#### What is asked:
Word for word, quote all of the material, omitting the pictures.

Stored records:
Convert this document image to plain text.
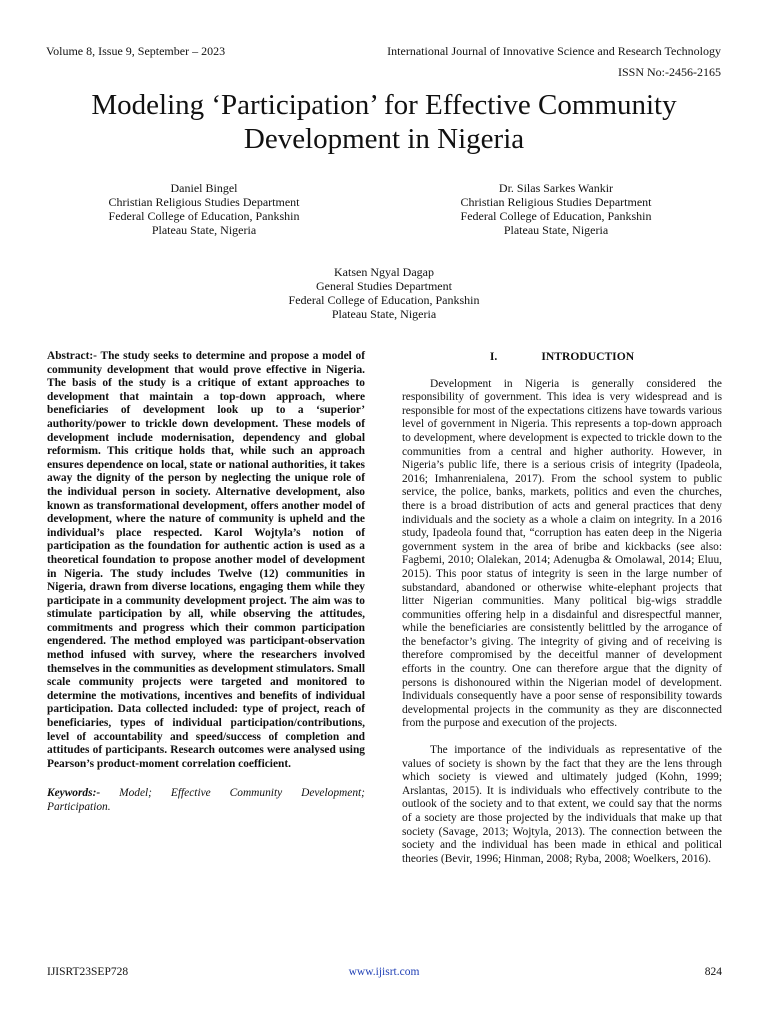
Volume 8, Issue 9, September – 2023	International Journal of Innovative Science and Research Technology
ISSN No:-2456-2165
Modeling ‘Participation’ for Effective Community Development in Nigeria
Daniel Bingel
Christian Religious Studies Department
Federal College of Education, Pankshin
Plateau State, Nigeria
Dr. Silas Sarkes Wankir
Christian Religious Studies Department
Federal College of Education, Pankshin
Plateau State, Nigeria
Katsen Ngyal Dagap
General Studies Department
Federal College of Education, Pankshin
Plateau State, Nigeria

Abstract:- The study seeks to determine and propose a model of community development that would prove effective in Nigeria. The basis of the study is a critique of extant approaches to development that maintain a top-down approach, where beneficiaries of development look up to a ‘superior’ authority/power to trickle down development. These models of development include modernisation, dependency and global reformism. This critique holds that, while such an approach ensures dependence on local, state or national authorities, it takes away the dignity of the person by neglecting the unique role of the individual person in society. Alternative development, also known as transformational development, offers another model of development, where the nature of community is upheld and the individual’s place respected. Karol Wojtyla’s notion of participation as the foundation for authentic action is used as a theoretical foundation to propose another model of development in Nigeria. The study includes Twelve (12) communities in Nigeria, drawn from diverse locations, engaging them while they participate in a community development project. The aim was to stimulate participation by all, while observing the attitudes, commitments and progress which their common participation engendered. The method employed was participant-observation method infused with survey, where the researchers involved themselves in the communities as development stimulators. Small scale community projects were targeted and monitored to determine the motivations, incentives and benefits of individual participation. Data collected included: type of project, reach of beneficiaries, types of individual participation/contributions, level of accountability and speed/success of completion and attitudes of participants. Research outcomes were analysed using Pearson’s product-moment correlation coefficient.

Keywords:- Model; Effective Community Development; Participation.

I.	INTRODUCTION

Development in Nigeria is generally considered the responsibility of government. This idea is very widespread and is responsible for most of the expectations citizens have towards various level of government in Nigeria. This represents a top-down approach to development, where development is expected to trickle down to the communities from a central and higher authority. However, in Nigeria’s public life, there is a serious crisis of integrity (Ipadeola, 2016; Imhanrenialena, 2017). From the school system to public service, the police, banks, markets, politics and even the churches, there is a broad distribution of acts and general practices that deny individuals and the society as a whole a claim on integrity. In a 2016 study, Ipadeola found that, “corruption has eaten deep in the Nigeria government system in the area of bribe and kickbacks (see also: Fagbemi, 2010; Olalekan, 2014; Adenugba & Omolawal, 2014; Eluu, 2015). This poor status of integrity is seen in the large number of substandard, abandoned or otherwise white-elephant projects that litter Nigerian communities. Many political big-wigs straddle communities offering help in a disdainful and disrespectful manner, while the beneficiaries are consistently belittled by the arrogance of the benefactor’s giving. The integrity of giving and of receiving is therefore compromised by the deceitful manner of development efforts in the country. One can therefore argue that the dignity of persons is dishonoured within the Nigerian model of development. Individuals consequently have a poor sense of responsibility towards developmental projects in the community as they are disconnected from the purpose and execution of the projects.

The importance of the individuals as representative of the values of society is shown by the fact that they are the lens through which society is viewed and ultimately judged (Kohn, 1999; Arslantas, 2015). It is individuals who effectively contribute to the outlook of the society and to that extent, we could say that the norms of a society are those projected by the individuals that make up that society (Savage, 2013; Wojtyla, 2013). The connection between the society and the individual has been made in ethical and political theories (Bevir, 1996; Hinman, 2008; Ryba, 2008; Woelkers, 2016).

IJISRT23SEP728	www.ijisrt.com	824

#### Output for this task:
Convert this document image to plain text.
Volume 8, Issue 9, September – 2023	International Journal of Innovative Science and Research Technology
ISSN No:-2456-2165
Modeling ‘Participation’ for Effective Community Development in Nigeria
Daniel Bingel
Christian Religious Studies Department
Federal College of Education, Pankshin
Plateau State, Nigeria
Dr. Silas Sarkes Wankir
Christian Religious Studies Department
Federal College of Education, Pankshin
Plateau State, Nigeria
Katsen Ngyal Dagap
General Studies Department
Federal College of Education, Pankshin
Plateau State, Nigeria

Abstract:- The study seeks to determine and propose a model of community development that would prove effective in Nigeria. The basis of the study is a critique of extant approaches to development that maintain a top-down approach, where beneficiaries of development look up to a ‘superior’ authority/power to trickle down development. These models of development include modernisation, dependency and global reformism. This critique holds that, while such an approach ensures dependence on local, state or national authorities, it takes away the dignity of the person by neglecting the unique role of the individual person in society. Alternative development, also known as transformational development, offers another model of development, where the nature of community is upheld and the individual’s place respected. Karol Wojtyla’s notion of participation as the foundation for authentic action is used as a theoretical foundation to propose another model of development in Nigeria. The study includes Twelve (12) communities in Nigeria, drawn from diverse locations, engaging them while they participate in a community development project. The aim was to stimulate participation by all, while observing the attitudes, commitments and progress which their common participation engendered. The method employed was participant-observation method infused with survey, where the researchers involved themselves in the communities as development stimulators. Small scale community projects were targeted and monitored to determine the motivations, incentives and benefits of individual participation. Data collected included: type of project, reach of beneficiaries, types of individual participation/contributions, level of accountability and speed/success of completion and attitudes of participants. Research outcomes were analysed using Pearson’s product-moment correlation coefficient.

Keywords:- Model; Effective Community Development; Participation.

I.	INTRODUCTION

Development in Nigeria is generally considered the responsibility of government. This idea is very widespread and is responsible for most of the expectations citizens have towards various level of government in Nigeria. This represents a top-down approach to development, where development is expected to trickle down to the communities from a central and higher authority. However, in Nigeria’s public life, there is a serious crisis of integrity (Ipadeola, 2016; Imhanrenialena, 2017). From the school system to public service, the police, banks, markets, politics and even the churches, there is a broad distribution of acts and general practices that deny individuals and the society as a whole a claim on integrity. In a 2016 study, Ipadeola found that, “corruption has eaten deep in the Nigeria government system in the area of bribe and kickbacks (see also: Fagbemi, 2010; Olalekan, 2014; Adenugba & Omolawal, 2014; Eluu, 2015). This poor status of integrity is seen in the large number of substandard, abandoned or otherwise white-elephant projects that litter Nigerian communities. Many political big-wigs straddle communities offering help in a disdainful and disrespectful manner, while the beneficiaries are consistently belittled by the arrogance of the benefactor’s giving. The integrity of giving and of receiving is therefore compromised by the deceitful manner of development efforts in the country. One can therefore argue that the dignity of persons is dishonoured within the Nigerian model of development. Individuals consequently have a poor sense of responsibility towards developmental projects in the community as they are disconnected from the purpose and execution of the projects.

The importance of the individuals as representative of the values of society is shown by the fact that they are the lens through which society is viewed and ultimately judged (Kohn, 1999; Arslantas, 2015). It is individuals who effectively contribute to the outlook of the society and to that extent, we could say that the norms of a society are those projected by the individuals that make up that society (Savage, 2013; Wojtyla, 2013). The connection between the society and the individual has been made in ethical and political theories (Bevir, 1996; Hinman, 2008; Ryba, 2008; Woelkers, 2016).

IJISRT23SEP728	www.ijisrt.com	824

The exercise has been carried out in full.